Transcribe all the entries word for word, but omit the images.

Data extracted from a collection

↓

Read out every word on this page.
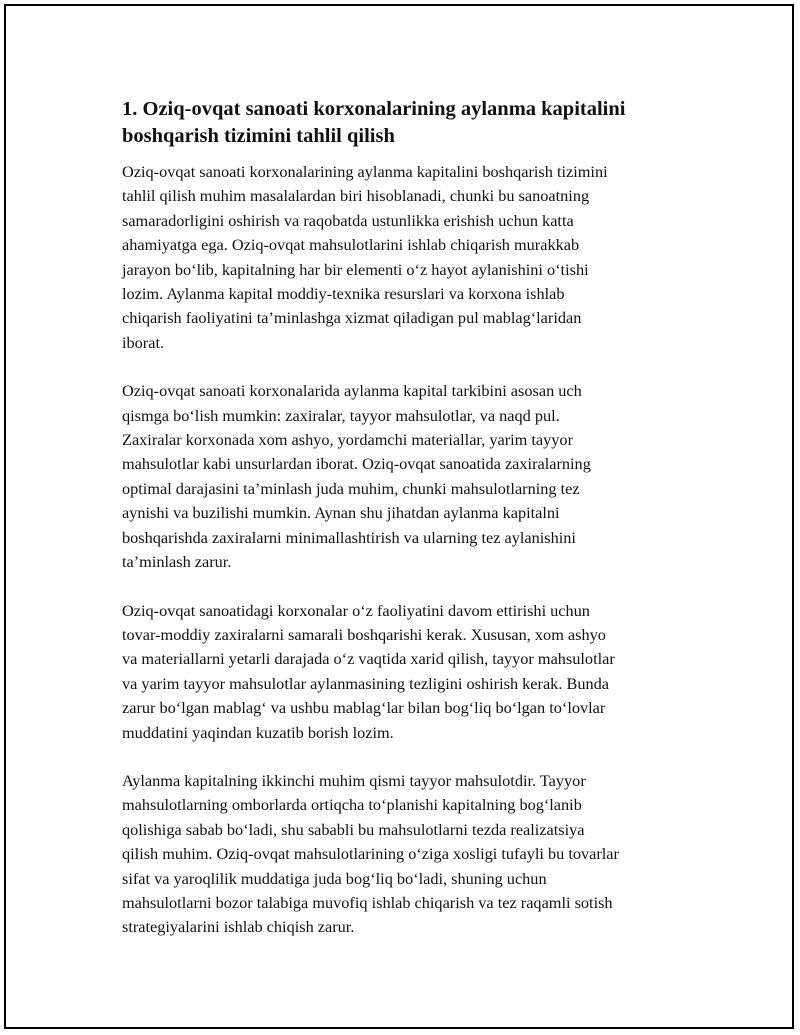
1. Oziq-ovqat sanoati korxonalarining aylanma kapitalini
boshqarish tizimini tahlil qilish

Oziq-ovqat sanoati korxonalarining aylanma kapitalini boshqarish tizimini
tahlil qilish muhim masalalardan biri hisoblanadi, chunki bu sanoatning
samaradorligini oshirish va raqobatda ustunlikka erishish uchun katta
ahamiyatga ega. Oziq-ovqat mahsulotlarini ishlab chiqarish murakkab
jarayon boʻlib, kapitalning har bir elementi oʻz hayot aylanishini oʻtishi
lozim. Aylanma kapital moddiy-texnika resurslari va korxona ishlab
chiqarish faoliyatini taʼminlashga xizmat qiladigan pul mablagʻlaridan
iborat.

Oziq-ovqat sanoati korxonalarida aylanma kapital tarkibini asosan uch
qismga boʻlish mumkin: zaxiralar, tayyor mahsulotlar, va naqd pul.
Zaxiralar korxonada xom ashyo, yordamchi materiallar, yarim tayyor
mahsulotlar kabi unsurlardan iborat. Oziq-ovqat sanoatida zaxiralarning
optimal darajasini taʼminlash juda muhim, chunki mahsulotlarning tez
aynishi va buzilishi mumkin. Aynan shu jihatdan aylanma kapitalni
boshqarishda zaxiralarni minimallashtirish va ularning tez aylanishini
taʼminlash zarur.

Oziq-ovqat sanoatidagi korxonalar oʻz faoliyatini davom ettirishi uchun
tovar-moddiy zaxiralarni samarali boshqarishi kerak. Xususan, xom ashyo
va materiallarni yetarli darajada oʻz vaqtida xarid qilish, tayyor mahsulotlar
va yarim tayyor mahsulotlar aylanmasining tezligini oshirish kerak. Bunda
zarur boʻlgan mablagʻ va ushbu mablagʻlar bilan bogʻliq boʻlgan toʻlovlar
muddatini yaqindan kuzatib borish lozim.

Aylanma kapitalning ikkinchi muhim qismi tayyor mahsulotdir. Tayyor
mahsulotlarning omborlarda ortiqcha toʻplanishi kapitalning bogʻlanib
qolishiga sabab boʻladi, shu sababli bu mahsulotlarni tezda realizatsiya
qilish muhim. Oziq-ovqat mahsulotlarining oʻziga xosligi tufayli bu tovarlar
sifat va yaroqlilik muddatiga juda bogʻliq boʻladi, shuning uchun
mahsulotlarni bozor talabiga muvofiq ishlab chiqarish va tez raqamli sotish
strategiyalarini ishlab chiqish zarur.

↑

■ **Output below**:
Read out every word on this page.
1. Oziq-ovqat sanoati korxonalarining aylanma kapitalini
boshqarish tizimini tahlil qilish

Oziq-ovqat sanoati korxonalarining aylanma kapitalini boshqarish tizimini
tahlil qilish muhim masalalardan biri hisoblanadi, chunki bu sanoatning
samaradorligini oshirish va raqobatda ustunlikka erishish uchun katta
ahamiyatga ega. Oziq-ovqat mahsulotlarini ishlab chiqarish murakkab
jarayon boʻlib, kapitalning har bir elementi oʻz hayot aylanishini oʻtishi
lozim. Aylanma kapital moddiy-texnika resurslari va korxona ishlab
chiqarish faoliyatini taʼminlashga xizmat qiladigan pul mablagʻlaridan
iborat.

Oziq-ovqat sanoati korxonalarida aylanma kapital tarkibini asosan uch
qismga boʻlish mumkin: zaxiralar, tayyor mahsulotlar, va naqd pul.
Zaxiralar korxonada xom ashyo, yordamchi materiallar, yarim tayyor
mahsulotlar kabi unsurlardan iborat. Oziq-ovqat sanoatida zaxiralarning
optimal darajasini taʼminlash juda muhim, chunki mahsulotlarning tez
aynishi va buzilishi mumkin. Aynan shu jihatdan aylanma kapitalni
boshqarishda zaxiralarni minimallashtirish va ularning tez aylanishini
taʼminlash zarur.

Oziq-ovqat sanoatidagi korxonalar oʻz faoliyatini davom ettirishi uchun
tovar-moddiy zaxiralarni samarali boshqarishi kerak. Xususan, xom ashyo
va materiallarni yetarli darajada oʻz vaqtida xarid qilish, tayyor mahsulotlar
va yarim tayyor mahsulotlar aylanmasining tezligini oshirish kerak. Bunda
zarur boʻlgan mablagʻ va ushbu mablagʻlar bilan bogʻliq boʻlgan toʻlovlar
muddatini yaqindan kuzatib borish lozim.

Aylanma kapitalning ikkinchi muhim qismi tayyor mahsulotdir. Tayyor
mahsulotlarning omborlarda ortiqcha toʻplanishi kapitalning bogʻlanib
qolishiga sabab boʻladi, shu sababli bu mahsulotlarni tezda realizatsiya
qilish muhim. Oziq-ovqat mahsulotlarining oʻziga xosligi tufayli bu tovarlar
sifat va yaroqlilik muddatiga juda bogʻliq boʻladi, shuning uchun
mahsulotlarni bozor talabiga muvofiq ishlab chiqarish va tez raqamli sotish
strategiyalarini ishlab chiqish zarur.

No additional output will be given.